→ **Text segment**:
You know, how resentful she can be.

She's better over there than with us.

Where she only hangs around at the beach.

She has an affair with a council-man.

Some coffee, Dad?

Thanks.

Put the vegetables away.

It looks totally fresh,

Yes, it is your favourite.

We are only taking care
for your three siblings.

Poklong is always looking for you.

And asks when you will be coming home.

Wait a moment.

I'll get us some food.

No need, son.
I can't stay any longer.

Just a small something.

The noodles are really good.

No, I have to go to Balintawak at five.

We have to go Montalban later.

I just wanted to see my son.

Happy New Year.

No, don't.

No argues!

That's really for you.

It's not much, but...

it is for you.

Thank you, Dad.

Hey!

One-five, I'll take everything.

Three thousand is rock bottom already!

You never allowed me to borrow these.

Now you're selling it?

That's why it's three thousand.

Honeymoon.

Outside. It's raining.

The rain sprinkles the trees.

The wind whispers

at the ears of the leafs.

As you are sitting on me,

your eye-lashes

are shut, are open.

Sweat is shimmering

on your lips.

Your faces are glooming.

Your fingers

are disappearing

in your hair

that is wet from rain.

Thanks heavens,

after the ravenous croc,
comes the fluttering butterfly!

I've got the money.

Bar fine, two thousand.

Wait, I thought the barf toe
is one thousand?

That was last week.
I'm sorry.

They're extorting money from us...

The big guy?

He's a mere collector, the mayor's thug.

Come inside.

You're so early!
We're still butt ugly!

Want some fireworks?

You're just a firecracker.

Here's dynamite!

I'm Aries.

I know.

Bar fine, two thousand.

All night long, three thousand.

Motel fee, overnight, one-five.

A total of six-five!

Go forth and be many!

Hello, Happy New Year!
Are you coming already?

I've cooked your favorite dish,
Chicken Afritada.

What is it this time?

You said the same thing
the last All Saints Day!

Then Christmas!

You said you're gonna be here
for the New Year!

Whatever you say.

“May New Year...

- Happy New Year, Ma.
- Happy New Year...

Oh, we have a visitor.

It's Aries, my classmate.

- He's spending the New Year with us.
- Good evening, ma' am.

Oh, you better eat now.
We have Chicken Afritada.

Eat as long as it is hot.

Maybe later. First we go upstairs.

Come down in a while.
It's almost midnight.

We'll soon have fireworks.

Come in.

Your room is really special.

So many fish tanks.

You probably don't eat fish.

I even want more.

I think your mother

disapproves that I came.

No, it's not you.

Probably Dad is not coming again.

Take a seat.

He's working?

He's got another family.

Maybe his wife didn't allow him.

I guess I'm just like your father.

Hitting two gay bars in one night.
Sometimes three.

You can do that?

Sure. I'm all over the night spots.

Where are you dancing?

Everywhere...

In Cubao, Passai, Timog.

→ **Exercise materials**:
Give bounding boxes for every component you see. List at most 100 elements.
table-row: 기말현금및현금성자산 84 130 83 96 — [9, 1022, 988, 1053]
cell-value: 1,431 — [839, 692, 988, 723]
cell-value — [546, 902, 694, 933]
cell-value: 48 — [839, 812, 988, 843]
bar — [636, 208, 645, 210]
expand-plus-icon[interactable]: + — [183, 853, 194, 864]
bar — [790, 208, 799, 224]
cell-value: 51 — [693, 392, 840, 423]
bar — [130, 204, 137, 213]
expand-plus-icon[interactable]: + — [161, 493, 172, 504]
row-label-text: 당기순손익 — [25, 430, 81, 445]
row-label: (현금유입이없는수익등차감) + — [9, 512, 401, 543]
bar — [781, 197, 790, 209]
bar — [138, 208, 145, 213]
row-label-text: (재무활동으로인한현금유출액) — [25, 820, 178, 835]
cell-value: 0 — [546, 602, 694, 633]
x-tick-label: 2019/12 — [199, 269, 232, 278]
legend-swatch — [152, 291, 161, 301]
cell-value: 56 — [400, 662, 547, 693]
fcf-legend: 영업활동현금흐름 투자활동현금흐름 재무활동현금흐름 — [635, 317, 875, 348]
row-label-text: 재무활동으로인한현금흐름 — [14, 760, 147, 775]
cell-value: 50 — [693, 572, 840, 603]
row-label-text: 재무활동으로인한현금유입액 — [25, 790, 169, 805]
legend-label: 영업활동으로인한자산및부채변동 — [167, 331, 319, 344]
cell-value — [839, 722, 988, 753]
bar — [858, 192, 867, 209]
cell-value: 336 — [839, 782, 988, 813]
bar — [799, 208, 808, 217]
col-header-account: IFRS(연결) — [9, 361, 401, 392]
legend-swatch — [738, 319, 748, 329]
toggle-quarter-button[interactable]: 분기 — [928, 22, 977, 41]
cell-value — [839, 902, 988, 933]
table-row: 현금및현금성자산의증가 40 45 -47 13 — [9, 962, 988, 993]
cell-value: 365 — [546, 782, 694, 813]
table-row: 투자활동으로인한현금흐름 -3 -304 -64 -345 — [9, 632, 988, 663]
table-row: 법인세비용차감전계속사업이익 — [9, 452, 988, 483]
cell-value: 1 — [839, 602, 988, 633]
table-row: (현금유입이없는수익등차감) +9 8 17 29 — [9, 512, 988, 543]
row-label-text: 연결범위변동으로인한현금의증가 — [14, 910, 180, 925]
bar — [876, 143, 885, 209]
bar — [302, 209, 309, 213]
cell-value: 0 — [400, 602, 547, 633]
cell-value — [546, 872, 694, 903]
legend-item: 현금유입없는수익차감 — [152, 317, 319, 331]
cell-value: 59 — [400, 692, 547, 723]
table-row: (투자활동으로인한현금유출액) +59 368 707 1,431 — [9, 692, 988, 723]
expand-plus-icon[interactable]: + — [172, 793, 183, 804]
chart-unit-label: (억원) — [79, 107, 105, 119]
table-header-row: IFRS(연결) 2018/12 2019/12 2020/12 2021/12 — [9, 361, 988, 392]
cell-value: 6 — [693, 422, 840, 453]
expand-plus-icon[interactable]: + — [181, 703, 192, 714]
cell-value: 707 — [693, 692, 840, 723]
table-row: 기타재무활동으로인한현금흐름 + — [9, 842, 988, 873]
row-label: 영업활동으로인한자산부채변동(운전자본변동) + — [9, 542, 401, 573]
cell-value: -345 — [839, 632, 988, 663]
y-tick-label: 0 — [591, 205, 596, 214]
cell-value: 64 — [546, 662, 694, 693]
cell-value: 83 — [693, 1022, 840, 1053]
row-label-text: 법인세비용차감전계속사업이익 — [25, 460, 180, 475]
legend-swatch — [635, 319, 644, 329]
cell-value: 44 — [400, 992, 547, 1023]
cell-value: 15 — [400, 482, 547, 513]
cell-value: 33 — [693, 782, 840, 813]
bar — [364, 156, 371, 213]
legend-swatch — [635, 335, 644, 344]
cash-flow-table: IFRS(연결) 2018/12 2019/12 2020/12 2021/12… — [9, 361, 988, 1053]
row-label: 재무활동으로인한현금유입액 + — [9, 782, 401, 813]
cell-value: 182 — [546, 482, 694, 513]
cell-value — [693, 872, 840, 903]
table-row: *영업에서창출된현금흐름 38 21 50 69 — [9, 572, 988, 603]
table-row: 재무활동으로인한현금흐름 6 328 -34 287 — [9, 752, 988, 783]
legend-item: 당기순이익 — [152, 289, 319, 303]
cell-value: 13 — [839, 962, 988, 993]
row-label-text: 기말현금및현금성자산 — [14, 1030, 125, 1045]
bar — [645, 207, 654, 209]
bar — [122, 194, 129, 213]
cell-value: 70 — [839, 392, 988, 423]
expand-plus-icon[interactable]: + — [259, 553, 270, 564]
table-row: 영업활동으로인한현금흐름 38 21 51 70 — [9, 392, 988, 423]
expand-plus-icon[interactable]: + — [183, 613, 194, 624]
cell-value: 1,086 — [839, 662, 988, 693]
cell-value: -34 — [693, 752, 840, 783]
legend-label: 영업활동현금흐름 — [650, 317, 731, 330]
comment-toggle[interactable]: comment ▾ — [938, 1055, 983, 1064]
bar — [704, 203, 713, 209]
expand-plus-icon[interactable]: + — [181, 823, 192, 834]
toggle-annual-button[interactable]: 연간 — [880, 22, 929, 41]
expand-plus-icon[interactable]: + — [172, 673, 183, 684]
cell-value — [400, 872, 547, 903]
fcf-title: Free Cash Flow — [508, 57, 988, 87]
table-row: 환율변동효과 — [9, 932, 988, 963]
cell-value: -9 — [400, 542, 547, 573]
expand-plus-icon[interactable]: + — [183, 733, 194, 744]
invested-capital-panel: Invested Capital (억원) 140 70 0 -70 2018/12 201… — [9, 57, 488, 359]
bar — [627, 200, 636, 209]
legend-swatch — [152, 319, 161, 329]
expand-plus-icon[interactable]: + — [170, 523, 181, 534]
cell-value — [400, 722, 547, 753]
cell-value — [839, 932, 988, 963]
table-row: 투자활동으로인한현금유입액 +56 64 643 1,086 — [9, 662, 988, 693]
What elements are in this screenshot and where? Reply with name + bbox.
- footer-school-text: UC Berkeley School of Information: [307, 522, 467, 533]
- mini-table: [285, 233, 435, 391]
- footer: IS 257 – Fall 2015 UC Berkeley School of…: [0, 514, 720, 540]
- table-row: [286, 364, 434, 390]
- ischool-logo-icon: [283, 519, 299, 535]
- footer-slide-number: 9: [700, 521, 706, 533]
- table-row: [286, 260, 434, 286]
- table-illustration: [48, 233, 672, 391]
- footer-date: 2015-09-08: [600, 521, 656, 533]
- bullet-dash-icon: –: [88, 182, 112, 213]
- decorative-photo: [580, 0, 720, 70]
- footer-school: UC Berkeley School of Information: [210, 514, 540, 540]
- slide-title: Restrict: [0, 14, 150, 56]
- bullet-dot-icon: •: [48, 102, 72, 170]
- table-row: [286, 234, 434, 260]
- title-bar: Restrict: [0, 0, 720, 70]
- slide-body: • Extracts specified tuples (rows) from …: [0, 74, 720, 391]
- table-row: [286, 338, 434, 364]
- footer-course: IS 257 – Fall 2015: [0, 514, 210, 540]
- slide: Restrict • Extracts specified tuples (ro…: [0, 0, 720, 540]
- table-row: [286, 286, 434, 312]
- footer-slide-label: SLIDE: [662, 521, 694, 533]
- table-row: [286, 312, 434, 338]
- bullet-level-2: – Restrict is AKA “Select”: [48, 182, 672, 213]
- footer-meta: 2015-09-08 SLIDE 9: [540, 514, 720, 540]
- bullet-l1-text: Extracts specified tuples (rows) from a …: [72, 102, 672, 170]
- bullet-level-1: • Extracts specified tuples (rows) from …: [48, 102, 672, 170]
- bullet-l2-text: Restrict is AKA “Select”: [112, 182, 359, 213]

→ **Challenges**:
- 1) In the dialogue, why does Dad refuse the food his son offers to get? Answer in one to three sentences.
- 2) In the records, substitute "data-cell" for "cell-value" in the part that runs from the start of the records through the line containing "legend-swatch — [152, 291, 161, 301]". Return only those lines, with everything else unchanged.

→ **Results**:
- 1) He can't stay any longer because he has to go to Balintawak at five and later to Montalban. He says he only came to see his son.

- 2)
Give bounding boxes for every component you see. List at most 100 elements.
table-row: 기말현금및현금성자산 84 130 83 96 — [9, 1022, 988, 1053]
data-cell: 1,431 — [839, 692, 988, 723]
data-cell — [546, 902, 694, 933]
data-cell: 48 — [839, 812, 988, 843]
bar — [636, 208, 645, 210]
expand-plus-icon[interactable]: + — [183, 853, 194, 864]
bar — [790, 208, 799, 224]
data-cell: 51 — [693, 392, 840, 423]
bar — [130, 204, 137, 213]
expand-plus-icon[interactable]: + — [161, 493, 172, 504]
row-label-text: 당기순손익 — [25, 430, 81, 445]
row-label: (현금유입이없는수익등차감) + — [9, 512, 401, 543]
bar — [781, 197, 790, 209]
bar — [138, 208, 145, 213]
row-label-text: (재무활동으로인한현금유출액) — [25, 820, 178, 835]
data-cell: 0 — [546, 602, 694, 633]
x-tick-label: 2019/12 — [199, 269, 232, 278]
legend-swatch — [152, 291, 161, 301]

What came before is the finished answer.